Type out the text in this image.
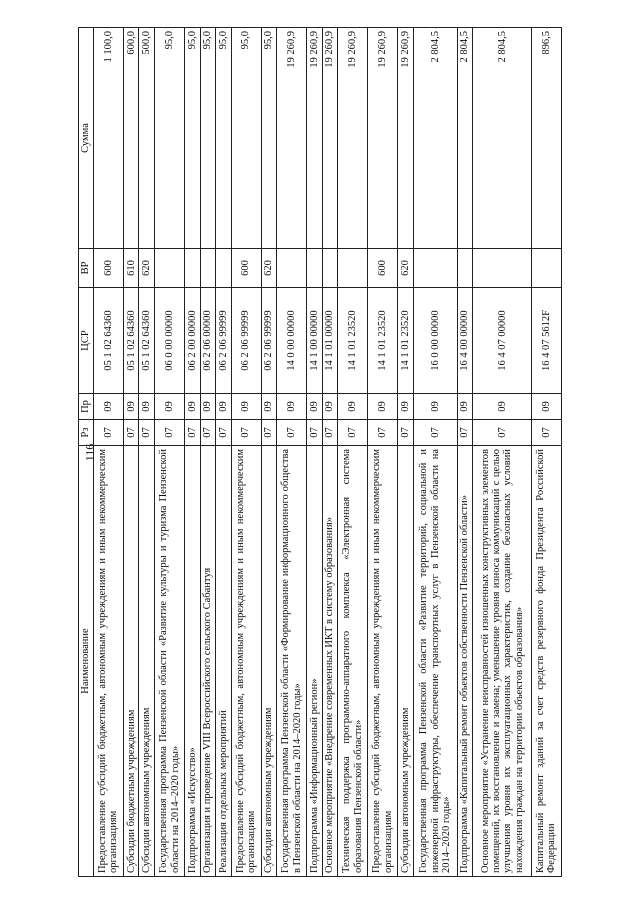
116
Наименование	Рз	Пр	ЦСР	ВР	Сумма
Предоставление субсидий бюджетным, автономным учреждениям и иным некоммерческим организациям	07	09	05 1 02 64360	600	1 100,0
Субсидии бюджетным учреждениям	07	09	05 1 02 64360	610	600,0
Субсидии автономным учреждениям	07	09	05 1 02 64360	620	500,0
Государственная программа Пензенской области «Развитие культуры и туризма Пензенской области на 2014–2020 годы»	07	09	06 0 00 00000		95,0
Подпрограмма «Искусство»	07	09	06 2 00 00000		95,0
Организация и проведение VIII Всероссийского сельского Сабантуя	07	09	06 2 06 00000		95,0
Реализация отдельных мероприятий	07	09	06 2 06 99999		95,0
Предоставление субсидий бюджетным, автономным учреждениям и иным некоммерческим организациям	07	09	06 2 06 99999	600	95,0
Субсидии автономным учреждениям	07	09	06 2 06 99999	620	95,0
Государственная программа Пензенской области «Формирование информационного общества в Пензенской области на 2014–2020 годы»	07	09	14 0 00 00000		19 260,9
Подпрограмма «Информационный регион»	07	09	14 1 00 00000		19 260,9
Основное мероприятие «Внедрение современных ИКТ в систему образования»	07	09	14 1 01 00000		19 260,9
Техническая поддержка программно-аппаратного комплекса «Электронная система образования Пензенской области»	07	09	14 1 01 23520		19 260,9
Предоставление субсидий бюджетным, автономным учреждениям и иным некоммерческим организациям	07	09	14 1 01 23520	600	19 260,9
Субсидии автономным учреждениям	07	09	14 1 01 23520	620	19 260,9
Государственная программа Пензенской области «Развитие территорий, социальной и инженерной инфраструктуры, обеспечение транспортных услуг в Пензенской области на 2014–2020 годы»	07	09	16 0 00 00000		2 804,5
Подпрограмма «Капитальный ремонт объектов собственности Пензенской области»	07	09	16 4 00 00000		2 804,5
Основное мероприятие «Устранение неисправностей изношенных конструктивных элементов помещений, их восстановление и замена; уменьшение уровня износа коммуникаций с целью улучшения уровня их эксплуатационных характеристик, создание безопасных условий нахождения граждан на территории объектов образования»	07	09	16 4 07 00000		2 804,5
Капитальный ремонт зданий за счет средств резервного фонда Президента Российской Федерации	07	09	16 4 07 5612F		896,5
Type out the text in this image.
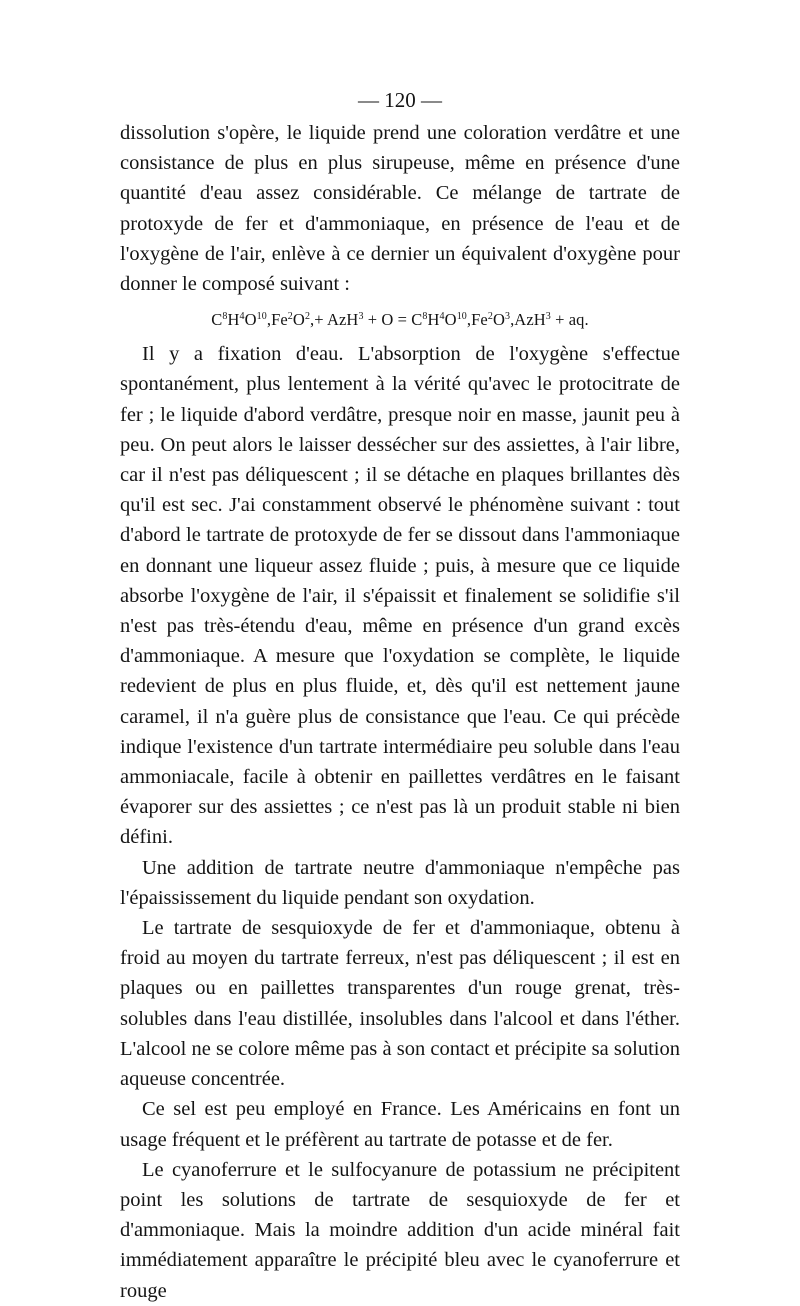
— 120 —

dissolution s'opère, le liquide prend une coloration verdâtre et une consistance de plus en plus sirupeuse, même en présence d'une quantité d'eau assez considérable. Ce mélange de tartrate de protoxyde de fer et d'ammoniaque, en présence de l'eau et de l'oxygène de l'air, enlève à ce dernier un équivalent d'oxygène pour donner le composé suivant :

$C^8H^4O^{10},Fe^2O^2,+ AzH^3 + O = C^8H^4O^{10},Fe^2O^3,AzH^3$ + aq.

Il y a fixation d'eau. L'absorption de l'oxygène s'effectue spontanément, plus lentement à la vérité qu'avec le protocitrate de fer ; le liquide d'abord verdâtre, presque noir en masse, jaunit peu à peu. On peut alors le laisser dessécher sur des assiettes, à l'air libre, car il n'est pas déliquescent ; il se détache en plaques brillantes dès qu'il est sec. J'ai constamment observé le phénomène suivant : tout d'abord le tartrate de protoxyde de fer se dissout dans l'ammoniaque en donnant une liqueur assez fluide ; puis, à mesure que ce liquide absorbe l'oxygène de l'air, il s'épaissit et finalement se solidifie s'il n'est pas très-étendu d'eau, même en présence d'un grand excès d'ammoniaque. A mesure que l'oxydation se complète, le liquide redevient de plus en plus fluide, et, dès qu'il est nettement jaune caramel, il n'a guère plus de consistance que l'eau. Ce qui précède indique l'existence d'un tartrate intermédiaire peu soluble dans l'eau ammoniacale, facile à obtenir en paillettes verdâtres en le faisant évaporer sur des assiettes ; ce n'est pas là un produit stable ni bien défini.

Une addition de tartrate neutre d'ammoniaque n'empêche pas l'épaississement du liquide pendant son oxydation.

Le tartrate de sesquioxyde de fer et d'ammoniaque, obtenu à froid au moyen du tartrate ferreux, n'est pas déliquescent ; il est en plaques ou en paillettes transparentes d'un rouge grenat, très-solubles dans l'eau distillée, insolubles dans l'alcool et dans l'éther. L'alcool ne se colore même pas à son contact et précipite sa solution aqueuse concentrée.

Ce sel est peu employé en France. Les Américains en font un usage fréquent et le préfèrent au tartrate de potasse et de fer.

Le cyanoferrure et le sulfocyanure de potassium ne précipitent point les solutions de tartrate de sesquioxyde de fer et d'ammoniaque. Mais la moindre addition d'un acide minéral fait immédiatement apparaître le précipité bleu avec le cyanoferrure et rouge
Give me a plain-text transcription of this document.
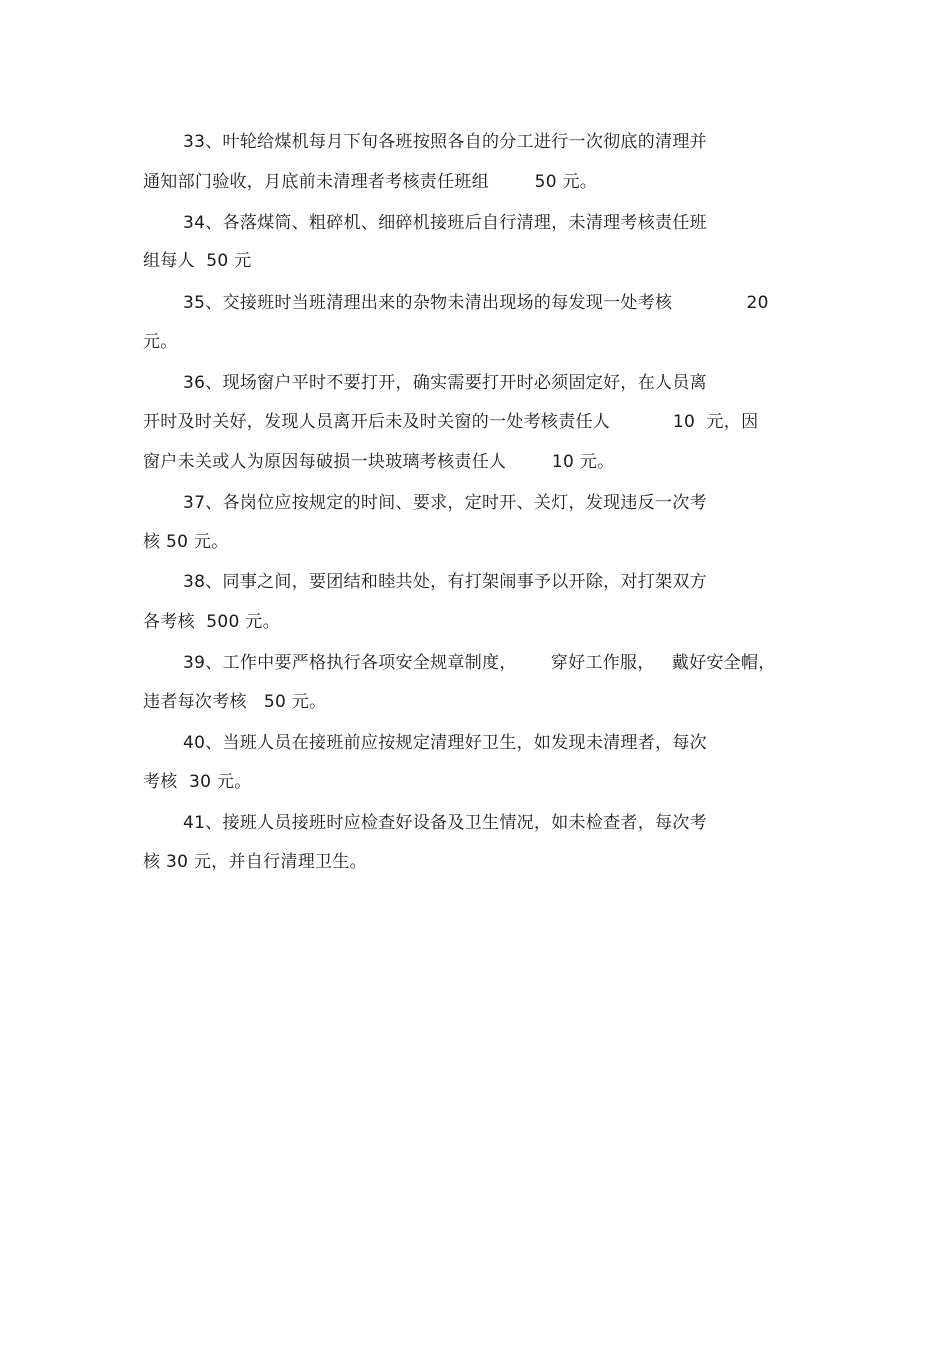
33、叶轮给煤机每月下旬各班按照各自的分工进行一次彻底的清理并
通知部门验收，月底前未清理者考核责任班组        50 元。
34、各落煤筒、粗碎机、细碎机接班后自行清理，未清理考核责任班
组每人  50 元
35、交接班时当班清理出来的杂物未清出现场的每发现一处考核             20
元。
36、现场窗户平时不要打开，确实需要打开时必须固定好，在人员离
开时及时关好，发现人员离开后未及时关窗的一处考核责任人           10  元，因
窗户未关或人为原因每破损一块玻璃考核责任人        10 元。
37、各岗位应按规定的时间、要求，定时开、关灯，发现违反一次考
核 50 元。
38、同事之间，要团结和睦共处，有打架闹事予以开除，对打架双方
各考核  500 元。
39、工作中要严格执行各项安全规章制度，      穿好工作服，   戴好安全帽，
违者每次考核   50 元。
40、当班人员在接班前应按规定清理好卫生，如发现未清理者，每次
考核  30 元。
41、接班人员接班时应检查好设备及卫生情况，如未检查者，每次考
核 30 元，并自行清理卫生。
☆ ☆ ☆ ☆ ☆ ☆ ☆
• Your objective:
Quote the records in their entirety, keeping the wording exact and excluding pictures.

• Result:
Type out the text in this image.
116
Наименование	Рз	Пр	ЦСР	ВР	Сумма
Предоставление субсидий бюджетным, автономным учреждениям и иным некоммерческим организациям	07	09	05 1 02 64360	600	1 100,0
Субсидии бюджетным учреждениям	07	09	05 1 02 64360	610	600,0
Субсидии автономным учреждениям	07	09	05 1 02 64360	620	500,0
Государственная программа Пензенской области «Развитие культуры и туризма Пензенской области на 2014–2020 годы»	07	09	06 0 00 00000		95,0
Подпрограмма «Искусство»	07	09	06 2 00 00000		95,0
Организация и проведение VIII Всероссийского сельского Сабантуя	07	09	06 2 06 00000		95,0
Реализация отдельных мероприятий	07	09	06 2 06 99999		95,0
Предоставление субсидий бюджетным, автономным учреждениям и иным некоммерческим организациям	07	09	06 2 06 99999	600	95,0
Субсидии автономным учреждениям	07	09	06 2 06 99999	620	95,0
Государственная программа Пензенской области «Формирование информационного общества в Пензенской области на 2014–2020 годы»	07	09	14 0 00 00000		19 260,9
Подпрограмма «Информационный регион»	07	09	14 1 00 00000		19 260,9
Основное мероприятие «Внедрение современных ИКТ в систему образования»	07	09	14 1 01 00000		19 260,9
Техническая поддержка программно-аппаратного комплекса «Электронная система образования Пензенской области»	07	09	14 1 01 23520		19 260,9
Предоставление субсидий бюджетным, автономным учреждениям и иным некоммерческим организациям	07	09	14 1 01 23520	600	19 260,9
Субсидии автономным учреждениям	07	09	14 1 01 23520	620	19 260,9
Государственная программа Пензенской области «Развитие территорий, социальной и инженерной инфраструктуры, обеспечение транспортных услуг в Пензенской области на 2014–2020 годы»	07	09	16 0 00 00000		2 804,5
Подпрограмма «Капитальный ремонт объектов собственности Пензенской области»	07	09	16 4 00 00000		2 804,5
Основное мероприятие «Устранение неисправностей изношенных конструктивных элементов помещений, их восстановление и замена; уменьшение уровня износа коммуникаций с целью улучшения уровня их эксплуатационных характеристик, создание безопасных условий нахождения граждан на территории объектов образования»	07	09	16 4 07 00000		2 804,5
Капитальный ремонт зданий за счет средств резервного фонда Президента Российской Федерации	07	09	16 4 07 5612F		896,5
Type out the text in this image.
— 120 —

dissolution s'opère, le liquide prend une coloration verdâtre et une consistance de plus en plus sirupeuse, même en présence d'une quantité d'eau assez considérable. Ce mélange de tartrate de protoxyde de fer et d'ammoniaque, en présence de l'eau et de l'oxygène de l'air, enlève à ce dernier un équivalent d'oxygène pour donner le composé suivant :

$C^8H^4O^{10},Fe^2O^2,+ AzH^3 + O = C^8H^4O^{10},Fe^2O^3,AzH^3$ + aq.

Il y a fixation d'eau. L'absorption de l'oxygène s'effectue spontanément, plus lentement à la vérité qu'avec le protocitrate de fer ; le liquide d'abord verdâtre, presque noir en masse, jaunit peu à peu. On peut alors le laisser dessécher sur des assiettes, à l'air libre, car il n'est pas déliquescent ; il se détache en plaques brillantes dès qu'il est sec. J'ai constamment observé le phénomène suivant : tout d'abord le tartrate de protoxyde de fer se dissout dans l'ammoniaque en donnant une liqueur assez fluide ; puis, à mesure que ce liquide absorbe l'oxygène de l'air, il s'épaissit et finalement se solidifie s'il n'est pas très-étendu d'eau, même en présence d'un grand excès d'ammoniaque. A mesure que l'oxydation se complète, le liquide redevient de plus en plus fluide, et, dès qu'il est nettement jaune caramel, il n'a guère plus de consistance que l'eau. Ce qui précède indique l'existence d'un tartrate intermédiaire peu soluble dans l'eau ammoniacale, facile à obtenir en paillettes verdâtres en le faisant évaporer sur des assiettes ; ce n'est pas là un produit stable ni bien défini.

Une addition de tartrate neutre d'ammoniaque n'empêche pas l'épaississement du liquide pendant son oxydation.

Le tartrate de sesquioxyde de fer et d'ammoniaque, obtenu à froid au moyen du tartrate ferreux, n'est pas déliquescent ; il est en plaques ou en paillettes transparentes d'un rouge grenat, très-solubles dans l'eau distillée, insolubles dans l'alcool et dans l'éther. L'alcool ne se colore même pas à son contact et précipite sa solution aqueuse concentrée.

Ce sel est peu employé en France. Les Américains en font un usage fréquent et le préfèrent au tartrate de potasse et de fer.

Le cyanoferrure et le sulfocyanure de potassium ne précipitent point les solutions de tartrate de sesquioxyde de fer et d'ammoniaque. Mais la moindre addition d'un acide minéral fait immédiatement apparaître le précipité bleu avec le cyanoferrure et rouge
Give me a plain-text transcription of this document.
33、叶轮给煤机每月下旬各班按照各自的分工进行一次彻底的清理并
通知部门验收，月底前未清理者考核责任班组        50 元。
34、各落煤筒、粗碎机、细碎机接班后自行清理，未清理考核责任班
组每人  50 元
35、交接班时当班清理出来的杂物未清出现场的每发现一处考核             20
元。
36、现场窗户平时不要打开，确实需要打开时必须固定好，在人员离
开时及时关好，发现人员离开后未及时关窗的一处考核责任人           10  元，因
窗户未关或人为原因每破损一块玻璃考核责任人        10 元。
37、各岗位应按规定的时间、要求，定时开、关灯，发现违反一次考
核 50 元。
38、同事之间，要团结和睦共处，有打架闹事予以开除，对打架双方
各考核  500 元。
39、工作中要严格执行各项安全规章制度，      穿好工作服，   戴好安全帽，
违者每次考核   50 元。
40、当班人员在接班前应按规定清理好卫生，如发现未清理者，每次
考核  30 元。
41、接班人员接班时应检查好设备及卫生情况，如未检查者，每次考
核 30 元，并自行清理卫生。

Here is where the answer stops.